Give an exact copy of every line, leaving images out.

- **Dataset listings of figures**
☆ ☆ ☆ ☆ ☆

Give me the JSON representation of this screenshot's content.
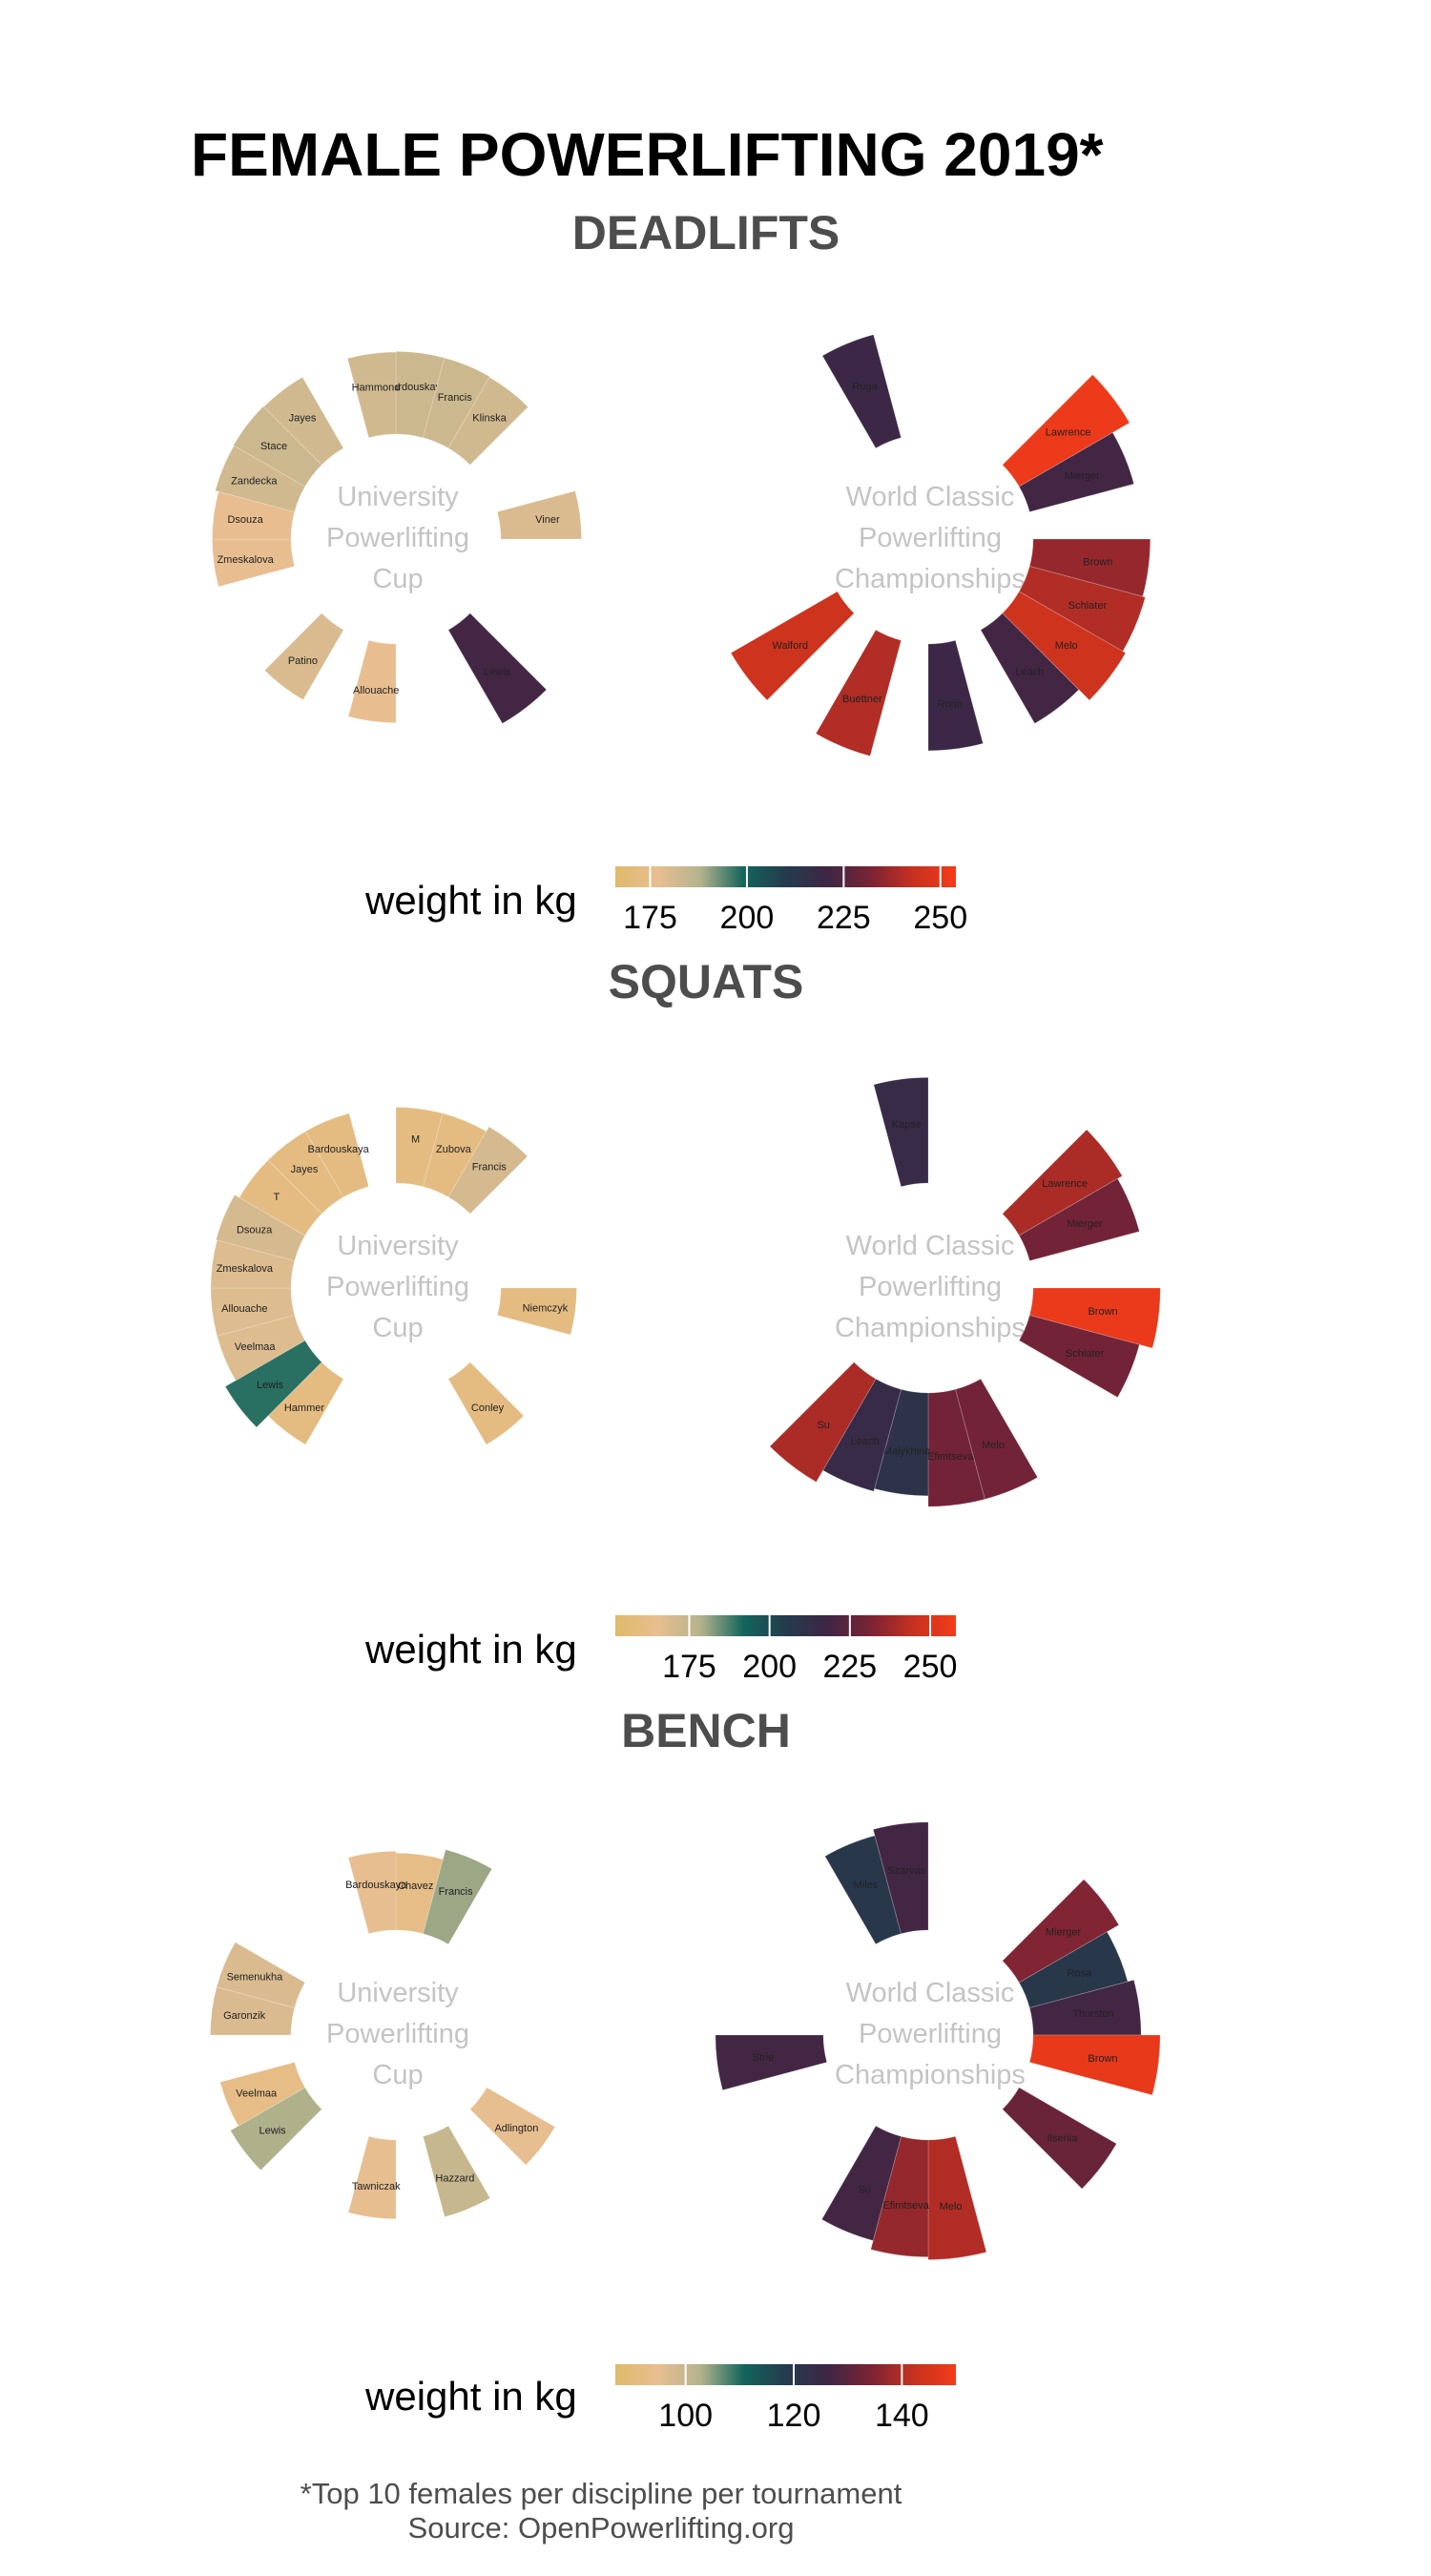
{
  "title": "FEMALE POWERLIFTING 2019*",
  "caption": {
    "line1": "*Top 10 females per discipline per tournament",
    "line2": "Source: OpenPowerlifting.org"
  },
  "colors": {
    "gradient": [
      "#dfb96a",
      "#e8be90",
      "#b4b38d",
      "#14665c",
      "#243b4d",
      "#3e2645",
      "#7a2335",
      "#c6311f",
      "#f43c1a"
    ]
  },
  "chart_data": [
    {
      "type": "polar-bar",
      "section": "DEADLIFTS",
      "legend_title": "weight in kg",
      "legend_ticks": [
        175,
        200,
        225,
        250
      ],
      "color_range": [
        166,
        254
      ],
      "panels": [
        {
          "name": "University Powerlifting Cup",
          "center_lines": [
            "University",
            "Powerlifting",
            "Cup"
          ],
          "athletes": [
            {
              "label": "Bardouskaya",
              "value": 183,
              "slot": 0
            },
            {
              "label": "Francis",
              "value": 183,
              "slot": 1
            },
            {
              "label": "Klinska",
              "value": 182,
              "slot": 2
            },
            {
              "label": "Viner",
              "value": 180,
              "slot": 5
            },
            {
              "label": "Lewis",
              "value": 222,
              "slot": 9
            },
            {
              "label": "Allouache",
              "value": 177,
              "slot": 12
            },
            {
              "label": "Patino",
              "value": 180,
              "slot": 14
            },
            {
              "label": "Zmeskalova",
              "value": 177,
              "slot": 17
            },
            {
              "label": "Dsouza",
              "value": 177,
              "slot": 18
            },
            {
              "label": "Zandecka",
              "value": 182,
              "slot": 19
            },
            {
              "label": "Stace",
              "value": 183,
              "slot": 20
            },
            {
              "label": "Jayes",
              "value": 182,
              "slot": 21
            },
            {
              "label": "Hammond",
              "value": 182,
              "slot": 23
            }
          ]
        },
        {
          "name": "World Classic Powerlifting Championships",
          "center_lines": [
            "World Classic",
            "Powerlifting",
            "Championships"
          ],
          "athletes": [
            {
              "label": "Lawrence",
              "value": 252,
              "slot": 3
            },
            {
              "label": "Mierger",
              "value": 222,
              "slot": 4
            },
            {
              "label": "Brown",
              "value": 236,
              "slot": 6
            },
            {
              "label": "Schlater",
              "value": 240,
              "slot": 7
            },
            {
              "label": "Melo",
              "value": 245,
              "slot": 8
            },
            {
              "label": "Leach",
              "value": 222,
              "slot": 9
            },
            {
              "label": "Ronn",
              "value": 220,
              "slot": 11
            },
            {
              "label": "Buettner",
              "value": 240,
              "slot": 13
            },
            {
              "label": "Walford",
              "value": 245,
              "slot": 15
            },
            {
              "label": "Ruga",
              "value": 220,
              "slot": 22
            }
          ]
        }
      ]
    },
    {
      "type": "polar-bar",
      "section": "SQUATS",
      "legend_title": "weight in kg",
      "legend_ticks": [
        175,
        200,
        225,
        250
      ],
      "color_range": [
        152,
        258
      ],
      "panels": [
        {
          "name": "University Powerlifting Cup",
          "center_lines": [
            "University",
            "Powerlifting",
            "Cup"
          ],
          "athletes": [
            {
              "label": "M",
              "value": 160,
              "slot": 0
            },
            {
              "label": "Zubova",
              "value": 160,
              "slot": 1
            },
            {
              "label": "Francis",
              "value": 170,
              "slot": 2
            },
            {
              "label": "Niemczyk",
              "value": 160,
              "slot": 6
            },
            {
              "label": "Conley",
              "value": 160,
              "slot": 9
            },
            {
              "label": "Hammer",
              "value": 160,
              "slot": 14
            },
            {
              "label": "Lewis",
              "value": 190,
              "slot": 15
            },
            {
              "label": "Veelmaa",
              "value": 168,
              "slot": 16
            },
            {
              "label": "Allouache",
              "value": 168,
              "slot": 17
            },
            {
              "label": "Zmeskalova",
              "value": 168,
              "slot": 18
            },
            {
              "label": "Dsouza",
              "value": 170,
              "slot": 19
            },
            {
              "label": "T",
              "value": 160,
              "slot": 20
            },
            {
              "label": "Jayes",
              "value": 160,
              "slot": 21
            },
            {
              "label": "Bardouskaya",
              "value": 160,
              "slot": 22
            }
          ]
        },
        {
          "name": "World Classic Powerlifting Championships",
          "center_lines": [
            "World Classic",
            "Powerlifting",
            "Championships"
          ],
          "athletes": [
            {
              "label": "Lawrence",
              "value": 240,
              "slot": 3
            },
            {
              "label": "Mierger",
              "value": 230,
              "slot": 4
            },
            {
              "label": "Brown",
              "value": 255,
              "slot": 6
            },
            {
              "label": "Schlater",
              "value": 230,
              "slot": 7
            },
            {
              "label": "Melo",
              "value": 230,
              "slot": 10
            },
            {
              "label": "Efimtseva",
              "value": 230,
              "slot": 11
            },
            {
              "label": "Malykhina",
              "value": 210,
              "slot": 12
            },
            {
              "label": "Leach",
              "value": 215,
              "slot": 13
            },
            {
              "label": "Su",
              "value": 240,
              "slot": 14
            },
            {
              "label": "Kapse",
              "value": 215,
              "slot": 23
            }
          ]
        }
      ]
    },
    {
      "type": "polar-bar",
      "section": "BENCH",
      "legend_title": "weight in kg",
      "legend_ticks": [
        100,
        120,
        140
      ],
      "color_range": [
        87,
        150
      ],
      "panels": [
        {
          "name": "University Powerlifting Cup",
          "center_lines": [
            "University",
            "Powerlifting",
            "Cup"
          ],
          "athletes": [
            {
              "label": "Chavez",
              "value": 93,
              "slot": 0
            },
            {
              "label": "Francis",
              "value": 104,
              "slot": 1
            },
            {
              "label": "Adlington",
              "value": 95,
              "slot": 8
            },
            {
              "label": "Hazzard",
              "value": 100,
              "slot": 10
            },
            {
              "label": "Tawniczak",
              "value": 95,
              "slot": 12
            },
            {
              "label": "Lewis",
              "value": 103,
              "slot": 15
            },
            {
              "label": "Veelmaa",
              "value": 93,
              "slot": 16
            },
            {
              "label": "Garonzik",
              "value": 97,
              "slot": 18
            },
            {
              "label": "Semenukha",
              "value": 97,
              "slot": 19
            },
            {
              "label": "Bardouskaya",
              "value": 95,
              "slot": 23
            }
          ]
        },
        {
          "name": "World Classic Powerlifting Championships",
          "center_lines": [
            "World Classic",
            "Powerlifting",
            "Championships"
          ],
          "athletes": [
            {
              "label": "Mierger",
              "value": 135,
              "slot": 3
            },
            {
              "label": "Rosa",
              "value": 120,
              "slot": 4
            },
            {
              "label": "Thurston",
              "value": 127,
              "slot": 5
            },
            {
              "label": "Brown",
              "value": 148,
              "slot": 6
            },
            {
              "label": "Ilsenia",
              "value": 132,
              "slot": 8
            },
            {
              "label": "Melo",
              "value": 140,
              "slot": 11
            },
            {
              "label": "Efimtseva",
              "value": 137,
              "slot": 12
            },
            {
              "label": "Su",
              "value": 127,
              "slot": 13
            },
            {
              "label": "Strie",
              "value": 127,
              "slot": 17
            },
            {
              "label": "Miles",
              "value": 120,
              "slot": 22
            },
            {
              "label": "Szarvas",
              "value": 127,
              "slot": 23
            }
          ]
        }
      ]
    }
  ]
}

☆ ☆ ☆ ☆ ☆

- **EXPECTED ANSWER**
Give me the JSON representation of this screenshot's content.
{
  "title": "FEMALE POWERLIFTING 2019*",
  "caption": {
    "line1": "*Top 10 females per discipline per tournament",
    "line2": "Source: OpenPowerlifting.org"
  },
  "colors": {
    "gradient": [
      "#dfb96a",
      "#e8be90",
      "#b4b38d",
      "#14665c",
      "#243b4d",
      "#3e2645",
      "#7a2335",
      "#c6311f",
      "#f43c1a"
    ]
  },
  "chart_data": [
    {
      "type": "polar-bar",
      "section": "DEADLIFTS",
      "legend_title": "weight in kg",
      "legend_ticks": [
        175,
        200,
        225,
        250
      ],
      "color_range": [
        166,
        254
      ],
      "panels": [
        {
          "name": "University Powerlifting Cup",
          "center_lines": [
            "University",
            "Powerlifting",
            "Cup"
          ],
          "athletes": [
            {
              "label": "Bardouskaya",
              "value": 183,
              "slot": 0
            },
            {
              "label": "Francis",
              "value": 183,
              "slot": 1
            },
            {
              "label": "Klinska",
              "value": 182,
              "slot": 2
            },
            {
              "label": "Viner",
              "value": 180,
              "slot": 5
            },
            {
              "label": "Lewis",
              "value": 222,
              "slot": 9
            },
            {
              "label": "Allouache",
              "value": 177,
              "slot": 12
            },
            {
              "label": "Patino",
              "value": 180,
              "slot": 14
            },
            {
              "label": "Zmeskalova",
              "value": 177,
              "slot": 17
            },
            {
              "label": "Dsouza",
              "value": 177,
              "slot": 18
            },
            {
              "label": "Zandecka",
              "value": 182,
              "slot": 19
            },
            {
              "label": "Stace",
              "value": 183,
              "slot": 20
            },
            {
              "label": "Jayes",
              "value": 182,
              "slot": 21
            },
            {
              "label": "Hammond",
              "value": 182,
              "slot": 23
            }
          ]
        },
        {
          "name": "World Classic Powerlifting Championships",
          "center_lines": [
            "World Classic",
            "Powerlifting",
            "Championships"
          ],
          "athletes": [
            {
              "label": "Lawrence",
              "value": 252,
              "slot": 3
            },
            {
              "label": "Mierger",
              "value": 222,
              "slot": 4
            },
            {
              "label": "Brown",
              "value": 236,
              "slot": 6
            },
            {
              "label": "Schlater",
              "value": 240,
              "slot": 7
            },
            {
              "label": "Melo",
              "value": 245,
              "slot": 8
            },
            {
              "label": "Leach",
              "value": 222,
              "slot": 9
            },
            {
              "label": "Ronn",
              "value": 220,
              "slot": 11
            },
            {
              "label": "Buettner",
              "value": 240,
              "slot": 13
            },
            {
              "label": "Walford",
              "value": 245,
              "slot": 15
            },
            {
              "label": "Ruga",
              "value": 220,
              "slot": 22
            }
          ]
        }
      ]
    },
    {
      "type": "polar-bar",
      "section": "SQUATS",
      "legend_title": "weight in kg",
      "legend_ticks": [
        175,
        200,
        225,
        250
      ],
      "color_range": [
        152,
        258
      ],
      "panels": [
        {
          "name": "University Powerlifting Cup",
          "center_lines": [
            "University",
            "Powerlifting",
            "Cup"
          ],
          "athletes": [
            {
              "label": "M",
              "value": 160,
              "slot": 0
            },
            {
              "label": "Zubova",
              "value": 160,
              "slot": 1
            },
            {
              "label": "Francis",
              "value": 170,
              "slot": 2
            },
            {
              "label": "Niemczyk",
              "value": 160,
              "slot": 6
            },
            {
              "label": "Conley",
              "value": 160,
              "slot": 9
            },
            {
              "label": "Hammer",
              "value": 160,
              "slot": 14
            },
            {
              "label": "Lewis",
              "value": 190,
              "slot": 15
            },
            {
              "label": "Veelmaa",
              "value": 168,
              "slot": 16
            },
            {
              "label": "Allouache",
              "value": 168,
              "slot": 17
            },
            {
              "label": "Zmeskalova",
              "value": 168,
              "slot": 18
            },
            {
              "label": "Dsouza",
              "value": 170,
              "slot": 19
            },
            {
              "label": "T",
              "value": 160,
              "slot": 20
            },
            {
              "label": "Jayes",
              "value": 160,
              "slot": 21
            },
            {
              "label": "Bardouskaya",
              "value": 160,
              "slot": 22
            }
          ]
        },
        {
          "name": "World Classic Powerlifting Championships",
          "center_lines": [
            "World Classic",
            "Powerlifting",
            "Championships"
          ],
          "athletes": [
            {
              "label": "Lawrence",
              "value": 240,
              "slot": 3
            },
            {
              "label": "Mierger",
              "value": 230,
              "slot": 4
            },
            {
              "label": "Brown",
              "value": 255,
              "slot": 6
            },
            {
              "label": "Schlater",
              "value": 230,
              "slot": 7
            },
            {
              "label": "Melo",
              "value": 230,
              "slot": 10
            },
            {
              "label": "Efimtseva",
              "value": 230,
              "slot": 11
            },
            {
              "label": "Malykhina",
              "value": 210,
              "slot": 12
            },
            {
              "label": "Leach",
              "value": 215,
              "slot": 13
            },
            {
              "label": "Su",
              "value": 240,
              "slot": 14
            },
            {
              "label": "Kapse",
              "value": 215,
              "slot": 23
            }
          ]
        }
      ]
    },
    {
      "type": "polar-bar",
      "section": "BENCH",
      "legend_title": "weight in kg",
      "legend_ticks": [
        100,
        120,
        140
      ],
      "color_range": [
        87,
        150
      ],
      "panels": [
        {
          "name": "University Powerlifting Cup",
          "center_lines": [
            "University",
            "Powerlifting",
            "Cup"
          ],
          "athletes": [
            {
              "label": "Chavez",
              "value": 93,
              "slot": 0
            },
            {
              "label": "Francis",
              "value": 104,
              "slot": 1
            },
            {
              "label": "Adlington",
              "value": 95,
              "slot": 8
            },
            {
              "label": "Hazzard",
              "value": 100,
              "slot": 10
            },
            {
              "label": "Tawniczak",
              "value": 95,
              "slot": 12
            },
            {
              "label": "Lewis",
              "value": 103,
              "slot": 15
            },
            {
              "label": "Veelmaa",
              "value": 93,
              "slot": 16
            },
            {
              "label": "Garonzik",
              "value": 97,
              "slot": 18
            },
            {
              "label": "Semenukha",
              "value": 97,
              "slot": 19
            },
            {
              "label": "Bardouskaya",
              "value": 95,
              "slot": 23
            }
          ]
        },
        {
          "name": "World Classic Powerlifting Championships",
          "center_lines": [
            "World Classic",
            "Powerlifting",
            "Championships"
          ],
          "athletes": [
            {
              "label": "Mierger",
              "value": 135,
              "slot": 3
            },
            {
              "label": "Rosa",
              "value": 120,
              "slot": 4
            },
            {
              "label": "Thurston",
              "value": 127,
              "slot": 5
            },
            {
              "label": "Brown",
              "value": 148,
              "slot": 6
            },
            {
              "label": "Ilsenia",
              "value": 132,
              "slot": 8
            },
            {
              "label": "Melo",
              "value": 140,
              "slot": 11
            },
            {
              "label": "Efimtseva",
              "value": 137,
              "slot": 12
            },
            {
              "label": "Su",
              "value": 127,
              "slot": 13
            },
            {
              "label": "Strie",
              "value": 127,
              "slot": 17
            },
            {
              "label": "Miles",
              "value": 120,
              "slot": 22
            },
            {
              "label": "Szarvas",
              "value": 127,
              "slot": 23
            }
          ]
        }
      ]
    }
  ]
}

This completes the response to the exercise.